(Excerpted passage)
-- -- --

1) No one can say what is the nature of quanta and energy. It is all subject to interpretation and quanta phenomenon (such as entanglement and noon-locality) had been observed at the molecule level. Thus there are many unknowns regarding the stuff off nature of nature that can only be discussed philosophically.
2) Science had no explanation what's so ever regarding qualia which is pretty much fundamental to human experiential existence.
1) There is no duality in nature. Everything is made of the same stuff with different substantially.
2) Everything is fundamentally mind that grows along a substantiality spectrum starting with quanta, electrons, atoms, molecules, etc.
It is this persistence if memory that we might call a soul.
Physicists can. — Thanatos Sand
Qualia is an abstract human concept; so science need not explain it or even accept it exists. — Thanatos Sand
No, there is no scientific or factual foundation supporting this. — Thanatos Sand
Science had one and only one thing, the Schrodinger equation that provides a probabilistic prediction for the location of the "electron". All interpretations of quanta are metaphysical in nature.

-- -- --

(Aim 1) Can you copy the passage on quanta and qualia word for word, beginning at the words "1) There is" and ending after "call a soul."?

(Dataset)
-- -- --

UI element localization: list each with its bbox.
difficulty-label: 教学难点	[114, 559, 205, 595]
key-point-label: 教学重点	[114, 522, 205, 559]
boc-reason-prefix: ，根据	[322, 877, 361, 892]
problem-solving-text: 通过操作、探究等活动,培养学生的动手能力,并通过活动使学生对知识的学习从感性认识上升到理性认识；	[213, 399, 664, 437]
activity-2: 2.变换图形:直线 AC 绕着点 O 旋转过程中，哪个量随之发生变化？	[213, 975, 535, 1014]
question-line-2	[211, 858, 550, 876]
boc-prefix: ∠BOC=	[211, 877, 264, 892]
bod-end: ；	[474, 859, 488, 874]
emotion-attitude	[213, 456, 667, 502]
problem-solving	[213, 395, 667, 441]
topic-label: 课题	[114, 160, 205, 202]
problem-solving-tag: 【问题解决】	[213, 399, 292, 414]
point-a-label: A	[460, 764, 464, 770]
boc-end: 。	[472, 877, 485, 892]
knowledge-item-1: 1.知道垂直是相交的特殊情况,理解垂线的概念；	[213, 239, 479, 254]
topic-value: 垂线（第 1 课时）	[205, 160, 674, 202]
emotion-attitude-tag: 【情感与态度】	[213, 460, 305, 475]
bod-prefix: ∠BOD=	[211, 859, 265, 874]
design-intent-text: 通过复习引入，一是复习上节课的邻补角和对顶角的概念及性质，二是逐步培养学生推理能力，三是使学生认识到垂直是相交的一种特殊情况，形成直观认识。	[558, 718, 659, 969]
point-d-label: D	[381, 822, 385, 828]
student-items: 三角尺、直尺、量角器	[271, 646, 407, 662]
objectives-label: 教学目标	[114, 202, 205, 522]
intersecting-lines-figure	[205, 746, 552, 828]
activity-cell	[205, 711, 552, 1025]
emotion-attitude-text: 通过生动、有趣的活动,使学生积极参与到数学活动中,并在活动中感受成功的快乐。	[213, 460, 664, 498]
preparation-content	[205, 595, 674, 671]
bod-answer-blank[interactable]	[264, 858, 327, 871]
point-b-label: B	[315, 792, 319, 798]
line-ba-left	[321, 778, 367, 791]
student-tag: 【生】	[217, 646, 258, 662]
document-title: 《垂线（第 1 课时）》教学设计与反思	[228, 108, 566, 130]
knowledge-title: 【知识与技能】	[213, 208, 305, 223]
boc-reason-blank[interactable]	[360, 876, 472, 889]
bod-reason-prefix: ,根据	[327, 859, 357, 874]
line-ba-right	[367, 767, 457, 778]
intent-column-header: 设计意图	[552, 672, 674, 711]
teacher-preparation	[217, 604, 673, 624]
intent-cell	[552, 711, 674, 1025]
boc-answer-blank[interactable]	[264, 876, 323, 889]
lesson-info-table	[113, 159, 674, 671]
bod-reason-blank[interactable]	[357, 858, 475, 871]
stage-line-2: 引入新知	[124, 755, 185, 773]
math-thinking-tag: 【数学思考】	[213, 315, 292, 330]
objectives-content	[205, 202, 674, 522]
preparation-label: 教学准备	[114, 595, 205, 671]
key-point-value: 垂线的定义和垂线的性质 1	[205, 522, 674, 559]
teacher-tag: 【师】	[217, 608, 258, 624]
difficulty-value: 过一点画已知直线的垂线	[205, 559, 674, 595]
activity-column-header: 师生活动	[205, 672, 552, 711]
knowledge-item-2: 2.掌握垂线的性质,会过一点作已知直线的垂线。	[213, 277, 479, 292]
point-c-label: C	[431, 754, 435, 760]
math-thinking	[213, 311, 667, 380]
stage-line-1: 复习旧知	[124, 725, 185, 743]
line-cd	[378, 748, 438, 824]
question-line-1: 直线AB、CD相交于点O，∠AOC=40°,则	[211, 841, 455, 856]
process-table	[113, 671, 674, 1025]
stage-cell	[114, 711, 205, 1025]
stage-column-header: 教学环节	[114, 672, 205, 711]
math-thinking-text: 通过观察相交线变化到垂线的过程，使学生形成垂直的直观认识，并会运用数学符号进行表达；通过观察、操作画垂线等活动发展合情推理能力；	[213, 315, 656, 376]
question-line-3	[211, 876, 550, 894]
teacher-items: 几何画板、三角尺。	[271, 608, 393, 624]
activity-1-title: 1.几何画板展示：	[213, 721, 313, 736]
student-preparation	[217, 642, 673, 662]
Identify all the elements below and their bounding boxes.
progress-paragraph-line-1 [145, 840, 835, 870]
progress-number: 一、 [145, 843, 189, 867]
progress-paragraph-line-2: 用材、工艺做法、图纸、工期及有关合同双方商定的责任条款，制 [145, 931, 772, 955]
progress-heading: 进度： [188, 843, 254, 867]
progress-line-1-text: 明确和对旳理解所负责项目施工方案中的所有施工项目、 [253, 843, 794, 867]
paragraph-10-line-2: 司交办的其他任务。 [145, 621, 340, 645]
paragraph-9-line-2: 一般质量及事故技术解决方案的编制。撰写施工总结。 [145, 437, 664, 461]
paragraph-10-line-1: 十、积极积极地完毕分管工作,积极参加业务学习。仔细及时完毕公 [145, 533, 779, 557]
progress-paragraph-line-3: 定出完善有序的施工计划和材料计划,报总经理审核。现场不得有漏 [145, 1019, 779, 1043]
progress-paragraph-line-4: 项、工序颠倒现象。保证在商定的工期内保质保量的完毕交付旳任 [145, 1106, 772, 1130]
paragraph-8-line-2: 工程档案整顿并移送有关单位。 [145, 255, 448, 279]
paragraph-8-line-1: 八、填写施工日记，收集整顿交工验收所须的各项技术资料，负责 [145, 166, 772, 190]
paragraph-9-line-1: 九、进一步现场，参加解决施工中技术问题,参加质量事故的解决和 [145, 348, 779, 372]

-- -- --

(Aim 2) Would you repeat the records verbatim, starting with their first line and stopping after the line that contains "topic-value: 垂线（第 1"?

(Task result 1)
1) There is no duality in nature. Everything is made of the same stuff with different substantially.
2) Everything is fundamentally mind that grows along a substantiality spectrum starting with quanta, electrons, atoms, molecules, etc.
It is this persistence if memory that we might call a soul.

(Task result 2)
UI element localization: list each with its bbox.
difficulty-label: 教学难点	[114, 559, 205, 595]
key-point-label: 教学重点	[114, 522, 205, 559]
boc-reason-prefix: ，根据	[322, 877, 361, 892]
problem-solving-text: 通过操作、探究等活动,培养学生的动手能力,并通过活动使学生对知识的学习从感性认识上升到理性认识；	[213, 399, 664, 437]
activity-2: 2.变换图形:直线 AC 绕着点 O 旋转过程中，哪个量随之发生变化？	[213, 975, 535, 1014]
question-line-2	[211, 858, 550, 876]
boc-prefix: ∠BOC=	[211, 877, 264, 892]
bod-end: ；	[474, 859, 488, 874]
emotion-attitude	[213, 456, 667, 502]
problem-solving	[213, 395, 667, 441]
topic-label: 课题	[114, 160, 205, 202]
problem-solving-tag: 【问题解决】	[213, 399, 292, 414]
point-a-label: A	[460, 764, 464, 770]
boc-end: 。	[472, 877, 485, 892]
knowledge-item-1: 1.知道垂直是相交的特殊情况,理解垂线的概念；	[213, 239, 479, 254]
topic-value: 垂线（第 1 课时）	[205, 160, 674, 202]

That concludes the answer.